» **TASK DATA**
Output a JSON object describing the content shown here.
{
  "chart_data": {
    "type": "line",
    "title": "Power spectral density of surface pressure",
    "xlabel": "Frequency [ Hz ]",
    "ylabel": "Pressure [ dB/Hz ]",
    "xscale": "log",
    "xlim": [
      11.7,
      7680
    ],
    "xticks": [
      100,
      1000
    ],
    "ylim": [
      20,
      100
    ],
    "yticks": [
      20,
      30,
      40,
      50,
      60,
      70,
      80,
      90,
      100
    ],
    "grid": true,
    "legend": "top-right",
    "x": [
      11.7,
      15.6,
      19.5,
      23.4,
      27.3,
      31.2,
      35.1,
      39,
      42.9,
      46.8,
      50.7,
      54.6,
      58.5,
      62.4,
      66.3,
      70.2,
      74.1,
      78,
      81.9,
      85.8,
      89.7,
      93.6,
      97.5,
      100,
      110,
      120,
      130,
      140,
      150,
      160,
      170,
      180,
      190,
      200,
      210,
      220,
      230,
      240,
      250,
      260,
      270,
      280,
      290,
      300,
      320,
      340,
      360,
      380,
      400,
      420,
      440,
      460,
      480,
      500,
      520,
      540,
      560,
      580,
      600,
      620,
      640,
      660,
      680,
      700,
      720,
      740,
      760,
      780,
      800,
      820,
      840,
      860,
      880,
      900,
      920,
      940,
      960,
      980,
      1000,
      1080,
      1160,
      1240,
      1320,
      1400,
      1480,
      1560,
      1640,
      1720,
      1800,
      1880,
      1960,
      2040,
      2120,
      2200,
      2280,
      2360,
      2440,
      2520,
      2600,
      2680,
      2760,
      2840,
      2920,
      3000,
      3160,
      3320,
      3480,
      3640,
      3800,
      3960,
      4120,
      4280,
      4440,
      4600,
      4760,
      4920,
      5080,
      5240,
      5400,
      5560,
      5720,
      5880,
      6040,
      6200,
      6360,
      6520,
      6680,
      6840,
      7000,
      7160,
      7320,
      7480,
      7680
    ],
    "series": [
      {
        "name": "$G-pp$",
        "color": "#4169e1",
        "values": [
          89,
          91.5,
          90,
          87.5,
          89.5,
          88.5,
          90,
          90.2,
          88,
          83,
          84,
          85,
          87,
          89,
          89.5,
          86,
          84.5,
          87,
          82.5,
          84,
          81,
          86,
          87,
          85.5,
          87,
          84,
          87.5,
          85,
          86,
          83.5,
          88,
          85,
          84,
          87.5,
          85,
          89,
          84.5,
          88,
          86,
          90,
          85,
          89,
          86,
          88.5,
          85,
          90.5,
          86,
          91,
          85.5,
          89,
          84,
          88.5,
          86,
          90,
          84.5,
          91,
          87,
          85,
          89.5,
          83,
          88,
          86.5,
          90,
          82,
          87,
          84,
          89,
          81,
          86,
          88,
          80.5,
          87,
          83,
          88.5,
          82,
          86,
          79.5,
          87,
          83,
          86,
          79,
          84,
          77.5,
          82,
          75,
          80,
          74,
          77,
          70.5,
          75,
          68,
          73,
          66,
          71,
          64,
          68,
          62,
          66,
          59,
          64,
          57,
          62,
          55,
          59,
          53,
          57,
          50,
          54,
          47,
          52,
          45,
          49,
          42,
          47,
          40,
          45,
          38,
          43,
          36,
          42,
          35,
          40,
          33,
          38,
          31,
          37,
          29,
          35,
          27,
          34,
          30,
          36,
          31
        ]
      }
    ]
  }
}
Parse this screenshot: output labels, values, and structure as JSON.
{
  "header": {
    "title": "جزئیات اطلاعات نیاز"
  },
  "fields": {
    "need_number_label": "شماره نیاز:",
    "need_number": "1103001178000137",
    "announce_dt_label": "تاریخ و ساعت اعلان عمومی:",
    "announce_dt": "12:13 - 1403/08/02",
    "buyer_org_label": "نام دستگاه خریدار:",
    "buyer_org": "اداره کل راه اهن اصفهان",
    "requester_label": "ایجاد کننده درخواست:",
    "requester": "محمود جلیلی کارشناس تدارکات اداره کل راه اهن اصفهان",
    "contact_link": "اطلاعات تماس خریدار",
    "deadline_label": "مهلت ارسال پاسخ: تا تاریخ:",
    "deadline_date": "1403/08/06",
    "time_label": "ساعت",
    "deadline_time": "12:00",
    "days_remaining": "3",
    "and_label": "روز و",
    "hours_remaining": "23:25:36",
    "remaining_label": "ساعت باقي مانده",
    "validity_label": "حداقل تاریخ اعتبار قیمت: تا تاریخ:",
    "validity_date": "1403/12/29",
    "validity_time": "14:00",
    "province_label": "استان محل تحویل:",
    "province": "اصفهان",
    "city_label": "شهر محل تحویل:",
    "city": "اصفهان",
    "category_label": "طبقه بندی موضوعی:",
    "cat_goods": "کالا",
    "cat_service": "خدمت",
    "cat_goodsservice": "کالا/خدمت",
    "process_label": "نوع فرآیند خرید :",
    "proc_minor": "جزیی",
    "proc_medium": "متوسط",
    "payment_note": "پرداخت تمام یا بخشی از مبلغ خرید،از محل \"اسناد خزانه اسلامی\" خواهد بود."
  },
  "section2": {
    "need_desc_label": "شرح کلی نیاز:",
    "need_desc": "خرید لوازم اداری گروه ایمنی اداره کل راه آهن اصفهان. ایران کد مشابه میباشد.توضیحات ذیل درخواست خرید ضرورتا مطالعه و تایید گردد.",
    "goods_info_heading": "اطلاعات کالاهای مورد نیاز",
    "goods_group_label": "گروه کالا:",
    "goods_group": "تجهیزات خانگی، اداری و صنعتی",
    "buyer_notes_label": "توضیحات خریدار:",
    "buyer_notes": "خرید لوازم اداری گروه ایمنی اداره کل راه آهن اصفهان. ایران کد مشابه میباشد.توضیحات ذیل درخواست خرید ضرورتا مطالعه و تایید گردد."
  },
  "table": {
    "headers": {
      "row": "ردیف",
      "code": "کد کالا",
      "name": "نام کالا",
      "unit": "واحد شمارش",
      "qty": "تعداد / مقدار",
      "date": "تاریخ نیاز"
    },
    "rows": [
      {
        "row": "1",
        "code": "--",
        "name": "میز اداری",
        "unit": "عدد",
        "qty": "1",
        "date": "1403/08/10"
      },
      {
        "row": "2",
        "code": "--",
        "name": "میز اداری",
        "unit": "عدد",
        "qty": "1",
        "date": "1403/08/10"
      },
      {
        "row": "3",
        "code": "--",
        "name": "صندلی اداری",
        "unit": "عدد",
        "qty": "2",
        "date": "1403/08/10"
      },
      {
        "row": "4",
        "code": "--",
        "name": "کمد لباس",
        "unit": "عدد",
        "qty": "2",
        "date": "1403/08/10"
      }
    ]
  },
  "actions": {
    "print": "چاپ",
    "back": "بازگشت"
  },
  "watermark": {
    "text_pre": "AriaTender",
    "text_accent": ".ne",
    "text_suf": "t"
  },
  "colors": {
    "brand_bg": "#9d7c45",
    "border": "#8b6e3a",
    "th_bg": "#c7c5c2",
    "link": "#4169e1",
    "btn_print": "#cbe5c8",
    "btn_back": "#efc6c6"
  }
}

» **TASK PROMPT**
Once more, set down the full listing, verbatim.

» **EXERCISE RESULT**
Output a JSON object describing the content shown here.
{
  "chart_data": {
    "type": "line",
    "title": "Power spectral density of surface pressure",
    "xlabel": "Frequency [ Hz ]",
    "ylabel": "Pressure [ dB/Hz ]",
    "xscale": "log",
    "xlim": [
      11.7,
      7680
    ],
    "xticks": [
      100,
      1000
    ],
    "ylim": [
      20,
      100
    ],
    "yticks": [
      20,
      30,
      40,
      50,
      60,
      70,
      80,
      90,
      100
    ],
    "grid": true,
    "legend": "top-right",
    "x": [
      11.7,
      15.6,
      19.5,
      23.4,
      27.3,
      31.2,
      35.1,
      39,
      42.9,
      46.8,
      50.7,
      54.6,
      58.5,
      62.4,
      66.3,
      70.2,
      74.1,
      78,
      81.9,
      85.8,
      89.7,
      93.6,
      97.5,
      100,
      110,
      120,
      130,
      140,
      150,
      160,
      170,
      180,
      190,
      200,
      210,
      220,
      230,
      240,
      250,
      260,
      270,
      280,
      290,
      300,
      320,
      340,
      360,
      380,
      400,
      420,
      440,
      460,
      480,
      500,
      520,
      540,
      560,
      580,
      600,
      620,
      640,
      660,
      680,
      700,
      720,
      740,
      760,
      780,
      800,
      820,
      840,
      860,
      880,
      900,
      920,
      940,
      960,
      980,
      1000,
      1080,
      1160,
      1240,
      1320,
      1400,
      1480,
      1560,
      1640,
      1720,
      1800,
      1880,
      1960,
      2040,
      2120,
      2200,
      2280,
      2360,
      2440,
      2520,
      2600,
      2680,
      2760,
      2840,
      2920,
      3000,
      3160,
      3320,
      3480,
      3640,
      3800,
      3960,
      4120,
      4280,
      4440,
      4600,
      4760,
      4920,
      5080,
      5240,
      5400,
      5560,
      5720,
      5880,
      6040,
      6200,
      6360,
      6520,
      6680,
      6840,
      7000,
      7160,
      7320,
      7480,
      7680
    ],
    "series": [
      {
        "name": "$G-pp$",
        "color": "#4169e1",
        "values": [
          89,
          91.5,
          90,
          87.5,
          89.5,
          88.5,
          90,
          90.2,
          88,
          83,
          84,
          85,
          87,
          89,
          89.5,
          86,
          84.5,
          87,
          82.5,
          84,
          81,
          86,
          87,
          85.5,
          87,
          84,
          87.5,
          85,
          86,
          83.5,
          88,
          85,
          84,
          87.5,
          85,
          89,
          84.5,
          88,
          86,
          90,
          85,
          89,
          86,
          88.5,
          85,
          90.5,
          86,
          91,
          85.5,
          89,
          84,
          88.5,
          86,
          90,
          84.5,
          91,
          87,
          85,
          89.5,
          83,
          88,
          86.5,
          90,
          82,
          87,
          84,
          89,
          81,
          86,
          88,
          80.5,
          87,
          83,
          88.5,
          82,
          86,
          79.5,
          87,
          83,
          86,
          79,
          84,
          77.5,
          82,
          75,
          80,
          74,
          77,
          70.5,
          75,
          68,
          73,
          66,
          71,
          64,
          68,
          62,
          66,
          59,
          64,
          57,
          62,
          55,
          59,
          53,
          57,
          50,
          54,
          47,
          52,
          45,
          49,
          42,
          47,
          40,
          45,
          38,
          43,
          36,
          42,
          35,
          40,
          33,
          38,
          31,
          37,
          29,
          35,
          27,
          34,
          30,
          36,
          31
        ]
      }
    ]
  }
}
Parse this screenshot: output labels, values, and structure as JSON.
{
  "header": {
    "title": "جزئیات اطلاعات نیاز"
  },
  "fields": {
    "need_number_label": "شماره نیاز:",
    "need_number": "1103001178000137",
    "announce_dt_label": "تاریخ و ساعت اعلان عمومی:",
    "announce_dt": "12:13 - 1403/08/02",
    "buyer_org_label": "نام دستگاه خریدار:",
    "buyer_org": "اداره کل راه اهن اصفهان",
    "requester_label": "ایجاد کننده درخواست:",
    "requester": "محمود جلیلی کارشناس تدارکات اداره کل راه اهن اصفهان",
    "contact_link": "اطلاعات تماس خریدار",
    "deadline_label": "مهلت ارسال پاسخ: تا تاریخ:",
    "deadline_date": "1403/08/06",
    "time_label": "ساعت",
    "deadline_time": "12:00",
    "days_remaining": "3",
    "and_label": "روز و",
    "hours_remaining": "23:25:36",
    "remaining_label": "ساعت باقي مانده",
    "validity_label": "حداقل تاریخ اعتبار قیمت: تا تاریخ:",
    "validity_date": "1403/12/29",
    "validity_time": "14:00",
    "province_label": "استان محل تحویل:",
    "province": "اصفهان",
    "city_label": "شهر محل تحویل:",
    "city": "اصفهان",
    "category_label": "طبقه بندی موضوعی:",
    "cat_goods": "کالا",
    "cat_service": "خدمت",
    "cat_goodsservice": "کالا/خدمت",
    "process_label": "نوع فرآیند خرید :",
    "proc_minor": "جزیی",
    "proc_medium": "متوسط",
    "payment_note": "پرداخت تمام یا بخشی از مبلغ خرید،از محل \"اسناد خزانه اسلامی\" خواهد بود."
  },
  "section2": {
    "need_desc_label": "شرح کلی نیاز:",
    "need_desc": "خرید لوازم اداری گروه ایمنی اداره کل راه آهن اصفهان. ایران کد مشابه میباشد.توضیحات ذیل درخواست خرید ضرورتا مطالعه و تایید گردد.",
    "goods_info_heading": "اطلاعات کالاهای مورد نیاز",
    "goods_group_label": "گروه کالا:",
    "goods_group": "تجهیزات خانگی، اداری و صنعتی",
    "buyer_notes_label": "توضیحات خریدار:",
    "buyer_notes": "خرید لوازم اداری گروه ایمنی اداره کل راه آهن اصفهان. ایران کد مشابه میباشد.توضیحات ذیل درخواست خرید ضرورتا مطالعه و تایید گردد."
  },
  "table": {
    "headers": {
      "row": "ردیف",
      "code": "کد کالا",
      "name": "نام کالا",
      "unit": "واحد شمارش",
      "qty": "تعداد / مقدار",
      "date": "تاریخ نیاز"
    },
    "rows": [
      {
        "row": "1",
        "code": "--",
        "name": "میز اداری",
        "unit": "عدد",
        "qty": "1",
        "date": "1403/08/10"
      },
      {
        "row": "2",
        "code": "--",
        "name": "میز اداری",
        "unit": "عدد",
        "qty": "1",
        "date": "1403/08/10"
      },
      {
        "row": "3",
        "code": "--",
        "name": "صندلی اداری",
        "unit": "عدد",
        "qty": "2",
        "date": "1403/08/10"
      },
      {
        "row": "4",
        "code": "--",
        "name": "کمد لباس",
        "unit": "عدد",
        "qty": "2",
        "date": "1403/08/10"
      }
    ]
  },
  "actions": {
    "print": "چاپ",
    "back": "بازگشت"
  },
  "watermark": {
    "text_pre": "AriaTender",
    "text_accent": ".ne",
    "text_suf": "t"
  },
  "colors": {
    "brand_bg": "#9d7c45",
    "border": "#8b6e3a",
    "th_bg": "#c7c5c2",
    "link": "#4169e1",
    "btn_print": "#cbe5c8",
    "btn_back": "#efc6c6"
  }
}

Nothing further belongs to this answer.